Rows from a dataset -
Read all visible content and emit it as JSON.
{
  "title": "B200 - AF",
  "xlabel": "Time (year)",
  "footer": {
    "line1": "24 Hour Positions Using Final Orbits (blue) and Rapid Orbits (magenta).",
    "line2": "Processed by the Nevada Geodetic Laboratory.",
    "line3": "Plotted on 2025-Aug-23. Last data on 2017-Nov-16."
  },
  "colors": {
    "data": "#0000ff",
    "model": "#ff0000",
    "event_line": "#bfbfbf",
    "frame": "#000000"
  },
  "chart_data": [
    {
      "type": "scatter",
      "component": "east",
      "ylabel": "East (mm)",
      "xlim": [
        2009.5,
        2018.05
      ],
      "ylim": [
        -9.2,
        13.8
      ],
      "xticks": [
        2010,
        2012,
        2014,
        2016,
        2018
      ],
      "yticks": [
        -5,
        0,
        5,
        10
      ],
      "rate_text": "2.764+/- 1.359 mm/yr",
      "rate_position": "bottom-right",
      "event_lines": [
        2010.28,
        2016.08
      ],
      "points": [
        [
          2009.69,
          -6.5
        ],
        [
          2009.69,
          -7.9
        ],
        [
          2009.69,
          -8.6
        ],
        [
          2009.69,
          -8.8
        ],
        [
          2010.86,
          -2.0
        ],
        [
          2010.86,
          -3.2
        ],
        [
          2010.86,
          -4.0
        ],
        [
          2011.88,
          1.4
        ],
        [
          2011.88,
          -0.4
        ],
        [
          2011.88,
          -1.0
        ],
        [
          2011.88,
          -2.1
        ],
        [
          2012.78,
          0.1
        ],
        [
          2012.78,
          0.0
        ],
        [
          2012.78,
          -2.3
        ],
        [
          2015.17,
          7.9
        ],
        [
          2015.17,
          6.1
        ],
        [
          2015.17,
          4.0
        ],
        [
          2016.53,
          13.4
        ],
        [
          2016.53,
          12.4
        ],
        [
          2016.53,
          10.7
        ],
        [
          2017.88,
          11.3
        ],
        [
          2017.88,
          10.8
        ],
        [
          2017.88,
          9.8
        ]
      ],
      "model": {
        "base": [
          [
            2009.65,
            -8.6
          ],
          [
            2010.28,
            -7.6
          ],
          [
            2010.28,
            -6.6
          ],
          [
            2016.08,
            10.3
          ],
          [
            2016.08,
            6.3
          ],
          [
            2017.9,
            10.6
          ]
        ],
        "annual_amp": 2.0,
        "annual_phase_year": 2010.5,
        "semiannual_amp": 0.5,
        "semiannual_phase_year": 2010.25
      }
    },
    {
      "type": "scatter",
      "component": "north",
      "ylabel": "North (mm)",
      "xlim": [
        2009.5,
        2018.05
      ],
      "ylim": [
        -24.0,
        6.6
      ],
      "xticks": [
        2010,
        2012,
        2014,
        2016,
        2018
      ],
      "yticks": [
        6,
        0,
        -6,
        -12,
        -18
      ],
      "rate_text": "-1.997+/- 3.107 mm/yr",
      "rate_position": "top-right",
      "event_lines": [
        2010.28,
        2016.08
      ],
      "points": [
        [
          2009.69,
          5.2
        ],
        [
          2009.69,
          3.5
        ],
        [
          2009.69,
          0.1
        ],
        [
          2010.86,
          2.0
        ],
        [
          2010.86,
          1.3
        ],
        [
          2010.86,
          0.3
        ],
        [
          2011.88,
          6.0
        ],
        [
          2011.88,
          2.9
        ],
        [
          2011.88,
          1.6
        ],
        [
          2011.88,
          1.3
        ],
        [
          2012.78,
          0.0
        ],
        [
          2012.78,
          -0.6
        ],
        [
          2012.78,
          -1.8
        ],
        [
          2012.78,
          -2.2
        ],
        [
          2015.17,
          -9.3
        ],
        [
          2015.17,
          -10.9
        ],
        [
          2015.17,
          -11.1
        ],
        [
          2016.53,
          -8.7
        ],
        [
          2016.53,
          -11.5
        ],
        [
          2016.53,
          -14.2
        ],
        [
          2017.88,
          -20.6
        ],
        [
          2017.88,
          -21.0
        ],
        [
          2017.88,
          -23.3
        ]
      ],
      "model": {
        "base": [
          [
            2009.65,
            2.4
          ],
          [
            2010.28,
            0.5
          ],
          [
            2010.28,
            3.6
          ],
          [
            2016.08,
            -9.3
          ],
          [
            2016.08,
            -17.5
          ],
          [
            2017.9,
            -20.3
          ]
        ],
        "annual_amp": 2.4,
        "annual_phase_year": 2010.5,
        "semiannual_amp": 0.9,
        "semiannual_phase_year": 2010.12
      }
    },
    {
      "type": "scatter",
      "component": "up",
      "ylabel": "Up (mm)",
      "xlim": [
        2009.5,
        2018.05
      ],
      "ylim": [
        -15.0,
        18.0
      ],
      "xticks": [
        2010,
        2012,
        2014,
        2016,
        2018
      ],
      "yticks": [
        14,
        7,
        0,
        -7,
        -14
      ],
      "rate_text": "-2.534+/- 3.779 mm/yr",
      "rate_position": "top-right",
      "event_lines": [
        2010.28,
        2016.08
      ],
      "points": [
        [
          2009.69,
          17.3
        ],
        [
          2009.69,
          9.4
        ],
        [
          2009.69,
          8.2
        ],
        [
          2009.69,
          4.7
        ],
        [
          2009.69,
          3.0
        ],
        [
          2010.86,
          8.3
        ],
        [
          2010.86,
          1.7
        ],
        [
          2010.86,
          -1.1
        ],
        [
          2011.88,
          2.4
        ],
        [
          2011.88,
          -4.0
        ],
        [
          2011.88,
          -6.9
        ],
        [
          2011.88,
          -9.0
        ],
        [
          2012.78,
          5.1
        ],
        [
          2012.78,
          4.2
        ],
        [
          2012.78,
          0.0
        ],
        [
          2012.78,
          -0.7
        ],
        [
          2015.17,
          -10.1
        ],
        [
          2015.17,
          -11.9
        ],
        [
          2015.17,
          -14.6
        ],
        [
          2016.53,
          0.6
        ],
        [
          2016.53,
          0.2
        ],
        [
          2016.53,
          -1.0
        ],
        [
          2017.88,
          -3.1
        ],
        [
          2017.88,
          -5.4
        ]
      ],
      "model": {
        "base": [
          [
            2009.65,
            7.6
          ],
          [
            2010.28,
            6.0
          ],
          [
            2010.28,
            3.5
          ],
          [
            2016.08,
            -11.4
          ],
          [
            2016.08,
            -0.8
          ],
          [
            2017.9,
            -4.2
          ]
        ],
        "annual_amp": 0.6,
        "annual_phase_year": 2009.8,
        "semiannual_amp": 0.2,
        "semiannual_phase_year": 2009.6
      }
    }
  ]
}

Aim -
Everything in the listing above should be restated exactly.

Solution for this task -
Read all visible content and emit it as JSON.
{
  "title": "B200 - AF",
  "xlabel": "Time (year)",
  "footer": {
    "line1": "24 Hour Positions Using Final Orbits (blue) and Rapid Orbits (magenta).",
    "line2": "Processed by the Nevada Geodetic Laboratory.",
    "line3": "Plotted on 2025-Aug-23. Last data on 2017-Nov-16."
  },
  "colors": {
    "data": "#0000ff",
    "model": "#ff0000",
    "event_line": "#bfbfbf",
    "frame": "#000000"
  },
  "chart_data": [
    {
      "type": "scatter",
      "component": "east",
      "ylabel": "East (mm)",
      "xlim": [
        2009.5,
        2018.05
      ],
      "ylim": [
        -9.2,
        13.8
      ],
      "xticks": [
        2010,
        2012,
        2014,
        2016,
        2018
      ],
      "yticks": [
        -5,
        0,
        5,
        10
      ],
      "rate_text": "2.764+/- 1.359 mm/yr",
      "rate_position": "bottom-right",
      "event_lines": [
        2010.28,
        2016.08
      ],
      "points": [
        [
          2009.69,
          -6.5
        ],
        [
          2009.69,
          -7.9
        ],
        [
          2009.69,
          -8.6
        ],
        [
          2009.69,
          -8.8
        ],
        [
          2010.86,
          -2.0
        ],
        [
          2010.86,
          -3.2
        ],
        [
          2010.86,
          -4.0
        ],
        [
          2011.88,
          1.4
        ],
        [
          2011.88,
          -0.4
        ],
        [
          2011.88,
          -1.0
        ],
        [
          2011.88,
          -2.1
        ],
        [
          2012.78,
          0.1
        ],
        [
          2012.78,
          0.0
        ],
        [
          2012.78,
          -2.3
        ],
        [
          2015.17,
          7.9
        ],
        [
          2015.17,
          6.1
        ],
        [
          2015.17,
          4.0
        ],
        [
          2016.53,
          13.4
        ],
        [
          2016.53,
          12.4
        ],
        [
          2016.53,
          10.7
        ],
        [
          2017.88,
          11.3
        ],
        [
          2017.88,
          10.8
        ],
        [
          2017.88,
          9.8
        ]
      ],
      "model": {
        "base": [
          [
            2009.65,
            -8.6
          ],
          [
            2010.28,
            -7.6
          ],
          [
            2010.28,
            -6.6
          ],
          [
            2016.08,
            10.3
          ],
          [
            2016.08,
            6.3
          ],
          [
            2017.9,
            10.6
          ]
        ],
        "annual_amp": 2.0,
        "annual_phase_year": 2010.5,
        "semiannual_amp": 0.5,
        "semiannual_phase_year": 2010.25
      }
    },
    {
      "type": "scatter",
      "component": "north",
      "ylabel": "North (mm)",
      "xlim": [
        2009.5,
        2018.05
      ],
      "ylim": [
        -24.0,
        6.6
      ],
      "xticks": [
        2010,
        2012,
        2014,
        2016,
        2018
      ],
      "yticks": [
        6,
        0,
        -6,
        -12,
        -18
      ],
      "rate_text": "-1.997+/- 3.107 mm/yr",
      "rate_position": "top-right",
      "event_lines": [
        2010.28,
        2016.08
      ],
      "points": [
        [
          2009.69,
          5.2
        ],
        [
          2009.69,
          3.5
        ],
        [
          2009.69,
          0.1
        ],
        [
          2010.86,
          2.0
        ],
        [
          2010.86,
          1.3
        ],
        [
          2010.86,
          0.3
        ],
        [
          2011.88,
          6.0
        ],
        [
          2011.88,
          2.9
        ],
        [
          2011.88,
          1.6
        ],
        [
          2011.88,
          1.3
        ],
        [
          2012.78,
          0.0
        ],
        [
          2012.78,
          -0.6
        ],
        [
          2012.78,
          -1.8
        ],
        [
          2012.78,
          -2.2
        ],
        [
          2015.17,
          -9.3
        ],
        [
          2015.17,
          -10.9
        ],
        [
          2015.17,
          -11.1
        ],
        [
          2016.53,
          -8.7
        ],
        [
          2016.53,
          -11.5
        ],
        [
          2016.53,
          -14.2
        ],
        [
          2017.88,
          -20.6
        ],
        [
          2017.88,
          -21.0
        ],
        [
          2017.88,
          -23.3
        ]
      ],
      "model": {
        "base": [
          [
            2009.65,
            2.4
          ],
          [
            2010.28,
            0.5
          ],
          [
            2010.28,
            3.6
          ],
          [
            2016.08,
            -9.3
          ],
          [
            2016.08,
            -17.5
          ],
          [
            2017.9,
            -20.3
          ]
        ],
        "annual_amp": 2.4,
        "annual_phase_year": 2010.5,
        "semiannual_amp": 0.9,
        "semiannual_phase_year": 2010.12
      }
    },
    {
      "type": "scatter",
      "component": "up",
      "ylabel": "Up (mm)",
      "xlim": [
        2009.5,
        2018.05
      ],
      "ylim": [
        -15.0,
        18.0
      ],
      "xticks": [
        2010,
        2012,
        2014,
        2016,
        2018
      ],
      "yticks": [
        14,
        7,
        0,
        -7,
        -14
      ],
      "rate_text": "-2.534+/- 3.779 mm/yr",
      "rate_position": "top-right",
      "event_lines": [
        2010.28,
        2016.08
      ],
      "points": [
        [
          2009.69,
          17.3
        ],
        [
          2009.69,
          9.4
        ],
        [
          2009.69,
          8.2
        ],
        [
          2009.69,
          4.7
        ],
        [
          2009.69,
          3.0
        ],
        [
          2010.86,
          8.3
        ],
        [
          2010.86,
          1.7
        ],
        [
          2010.86,
          -1.1
        ],
        [
          2011.88,
          2.4
        ],
        [
          2011.88,
          -4.0
        ],
        [
          2011.88,
          -6.9
        ],
        [
          2011.88,
          -9.0
        ],
        [
          2012.78,
          5.1
        ],
        [
          2012.78,
          4.2
        ],
        [
          2012.78,
          0.0
        ],
        [
          2012.78,
          -0.7
        ],
        [
          2015.17,
          -10.1
        ],
        [
          2015.17,
          -11.9
        ],
        [
          2015.17,
          -14.6
        ],
        [
          2016.53,
          0.6
        ],
        [
          2016.53,
          0.2
        ],
        [
          2016.53,
          -1.0
        ],
        [
          2017.88,
          -3.1
        ],
        [
          2017.88,
          -5.4
        ]
      ],
      "model": {
        "base": [
          [
            2009.65,
            7.6
          ],
          [
            2010.28,
            6.0
          ],
          [
            2010.28,
            3.5
          ],
          [
            2016.08,
            -11.4
          ],
          [
            2016.08,
            -0.8
          ],
          [
            2017.9,
            -4.2
          ]
        ],
        "annual_amp": 0.6,
        "annual_phase_year": 2009.8,
        "semiannual_amp": 0.2,
        "semiannual_phase_year": 2009.6
      }
    }
  ]
}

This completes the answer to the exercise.